= A run of records =
⟨

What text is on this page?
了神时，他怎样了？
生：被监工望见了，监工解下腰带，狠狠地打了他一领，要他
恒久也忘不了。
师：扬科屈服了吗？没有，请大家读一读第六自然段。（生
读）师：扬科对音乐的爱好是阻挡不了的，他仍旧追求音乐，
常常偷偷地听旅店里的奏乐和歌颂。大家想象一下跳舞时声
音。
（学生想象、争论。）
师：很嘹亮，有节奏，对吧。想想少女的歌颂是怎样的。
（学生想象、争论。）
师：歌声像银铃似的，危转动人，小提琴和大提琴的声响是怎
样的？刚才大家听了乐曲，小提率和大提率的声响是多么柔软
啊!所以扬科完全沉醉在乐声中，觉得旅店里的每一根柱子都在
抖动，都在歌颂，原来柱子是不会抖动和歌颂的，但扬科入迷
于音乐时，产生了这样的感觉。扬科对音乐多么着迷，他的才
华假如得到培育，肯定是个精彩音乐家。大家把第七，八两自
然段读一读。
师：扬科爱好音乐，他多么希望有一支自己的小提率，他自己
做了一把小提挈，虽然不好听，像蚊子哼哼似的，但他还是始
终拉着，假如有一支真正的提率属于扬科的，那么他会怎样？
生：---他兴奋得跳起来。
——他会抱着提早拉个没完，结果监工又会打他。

⟩
⟨

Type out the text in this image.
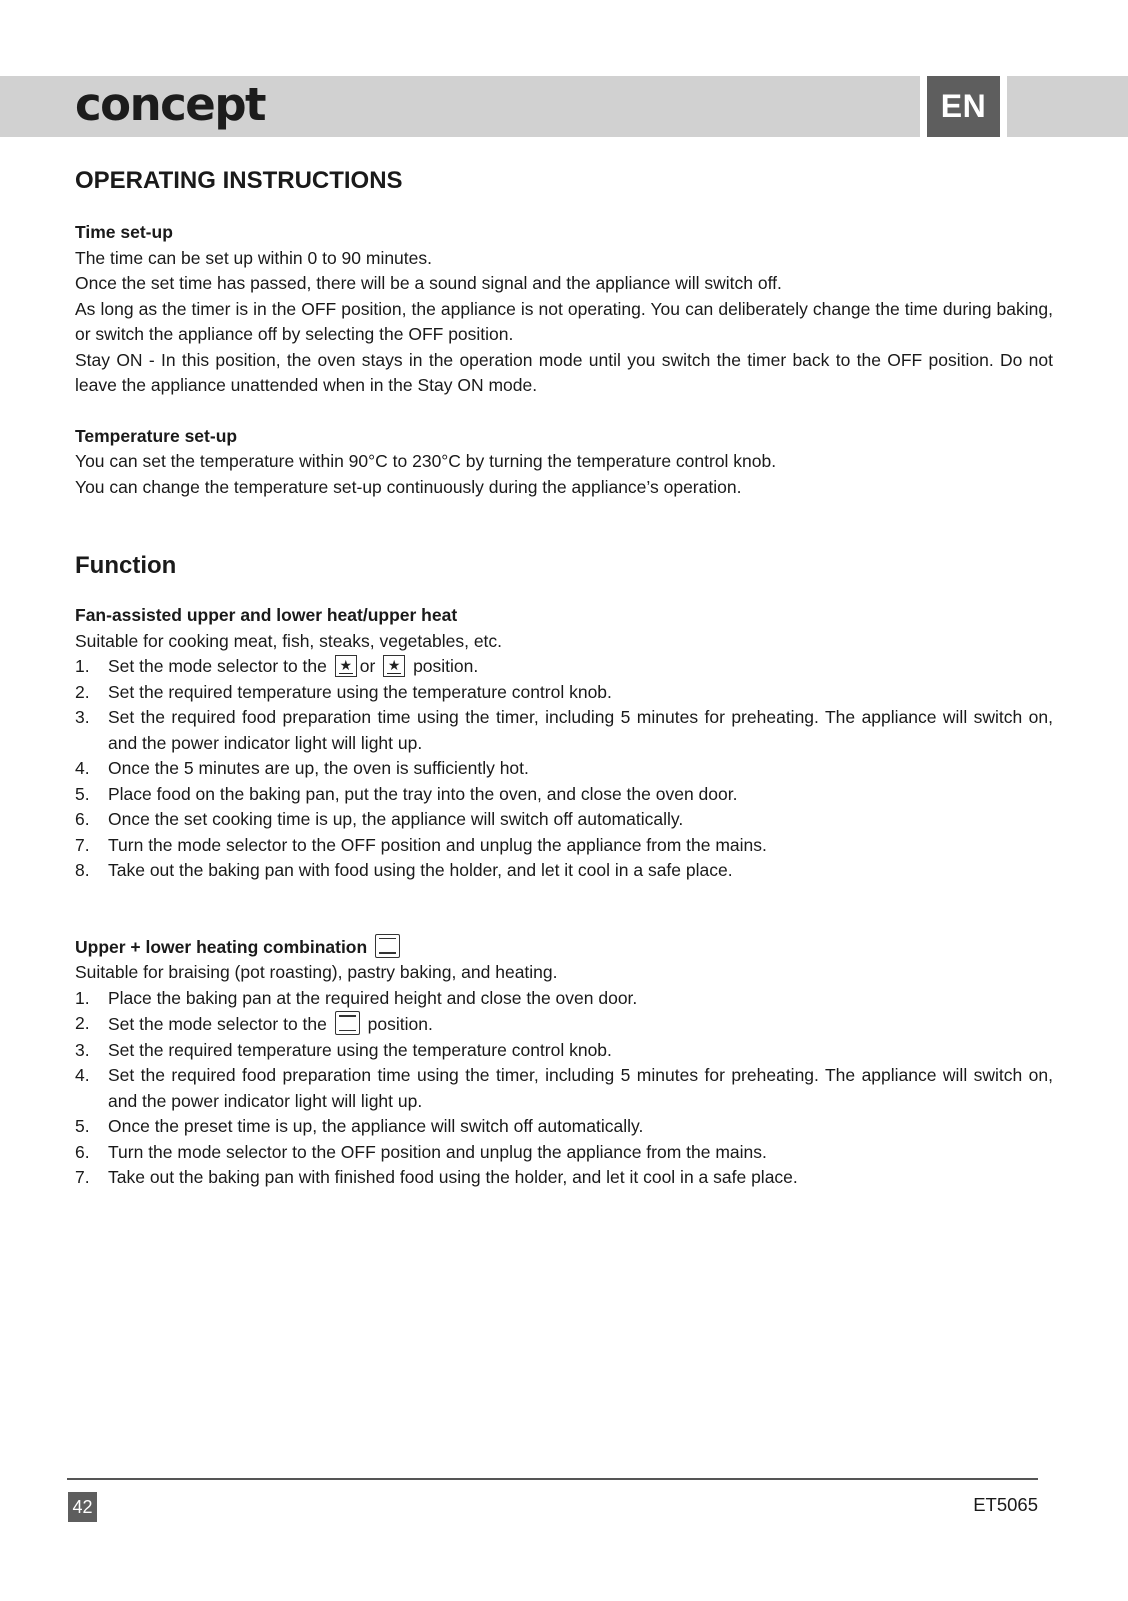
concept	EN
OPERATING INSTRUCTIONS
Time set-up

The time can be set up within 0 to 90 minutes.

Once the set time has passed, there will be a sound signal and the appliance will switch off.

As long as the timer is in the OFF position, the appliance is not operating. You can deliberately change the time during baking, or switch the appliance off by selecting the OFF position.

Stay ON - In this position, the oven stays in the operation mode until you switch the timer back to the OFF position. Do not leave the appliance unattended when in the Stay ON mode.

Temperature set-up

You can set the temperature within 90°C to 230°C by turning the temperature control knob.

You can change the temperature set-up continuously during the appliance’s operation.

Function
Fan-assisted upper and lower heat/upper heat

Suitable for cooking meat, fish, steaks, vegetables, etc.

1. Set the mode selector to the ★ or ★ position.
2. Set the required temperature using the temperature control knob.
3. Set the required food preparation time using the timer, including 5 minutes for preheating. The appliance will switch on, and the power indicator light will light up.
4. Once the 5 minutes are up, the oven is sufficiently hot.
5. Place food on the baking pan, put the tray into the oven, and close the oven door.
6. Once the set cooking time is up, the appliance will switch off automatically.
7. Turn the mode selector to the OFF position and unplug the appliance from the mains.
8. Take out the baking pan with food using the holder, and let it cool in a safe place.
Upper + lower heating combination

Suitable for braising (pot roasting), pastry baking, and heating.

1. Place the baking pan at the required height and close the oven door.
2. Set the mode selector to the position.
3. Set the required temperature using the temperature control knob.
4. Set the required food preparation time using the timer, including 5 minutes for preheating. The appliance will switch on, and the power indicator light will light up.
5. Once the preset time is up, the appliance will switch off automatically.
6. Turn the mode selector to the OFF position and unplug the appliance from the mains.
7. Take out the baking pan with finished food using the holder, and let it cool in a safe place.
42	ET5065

⟩

= The exercise =
For each line in the data above that contains the string "within", extract the line.

= Expected output =
The time can be set up within 0 to 90 minutes.
You can set the temperature within 90°C to 230°C by turning the temperature control knob.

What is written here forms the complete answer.